INPUT FOR THIS TASK:
..........

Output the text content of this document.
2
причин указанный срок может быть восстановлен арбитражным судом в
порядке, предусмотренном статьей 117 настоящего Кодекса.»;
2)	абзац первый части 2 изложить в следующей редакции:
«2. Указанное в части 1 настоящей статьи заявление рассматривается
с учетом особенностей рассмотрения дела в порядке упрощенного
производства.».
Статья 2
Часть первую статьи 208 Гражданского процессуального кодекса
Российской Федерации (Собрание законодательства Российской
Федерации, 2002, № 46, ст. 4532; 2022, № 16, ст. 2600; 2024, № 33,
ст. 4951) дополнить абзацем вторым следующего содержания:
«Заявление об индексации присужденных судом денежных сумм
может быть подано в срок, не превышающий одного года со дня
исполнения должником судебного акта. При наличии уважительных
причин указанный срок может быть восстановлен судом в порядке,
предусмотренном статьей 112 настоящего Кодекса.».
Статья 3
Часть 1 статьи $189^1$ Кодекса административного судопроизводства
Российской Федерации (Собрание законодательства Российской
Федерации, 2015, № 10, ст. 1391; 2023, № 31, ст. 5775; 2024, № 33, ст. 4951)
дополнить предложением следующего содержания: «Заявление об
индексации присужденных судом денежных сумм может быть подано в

..........

WORK TO DO: Reproduce every line above without error.

EXERCISE SOLUTION:
Output the text content of this document.
2
причин указанный срок может быть восстановлен арбитражным судом в
порядке, предусмотренном статьей 117 настоящего Кодекса.»;
2)	абзац первый части 2 изложить в следующей редакции:
«2. Указанное в части 1 настоящей статьи заявление рассматривается
с учетом особенностей рассмотрения дела в порядке упрощенного
производства.».
Статья 2
Часть первую статьи 208 Гражданского процессуального кодекса
Российской Федерации (Собрание законодательства Российской
Федерации, 2002, № 46, ст. 4532; 2022, № 16, ст. 2600; 2024, № 33,
ст. 4951) дополнить абзацем вторым следующего содержания:
«Заявление об индексации присужденных судом денежных сумм
может быть подано в срок, не превышающий одного года со дня
исполнения должником судебного акта. При наличии уважительных
причин указанный срок может быть восстановлен судом в порядке,
предусмотренном статьей 112 настоящего Кодекса.».
Статья 3
Часть 1 статьи $189^1$ Кодекса административного судопроизводства
Российской Федерации (Собрание законодательства Российской
Федерации, 2015, № 10, ст. 1391; 2023, № 31, ст. 5775; 2024, № 33, ст. 4951)
дополнить предложением следующего содержания: «Заявление об
индексации присужденных судом денежных сумм может быть подано в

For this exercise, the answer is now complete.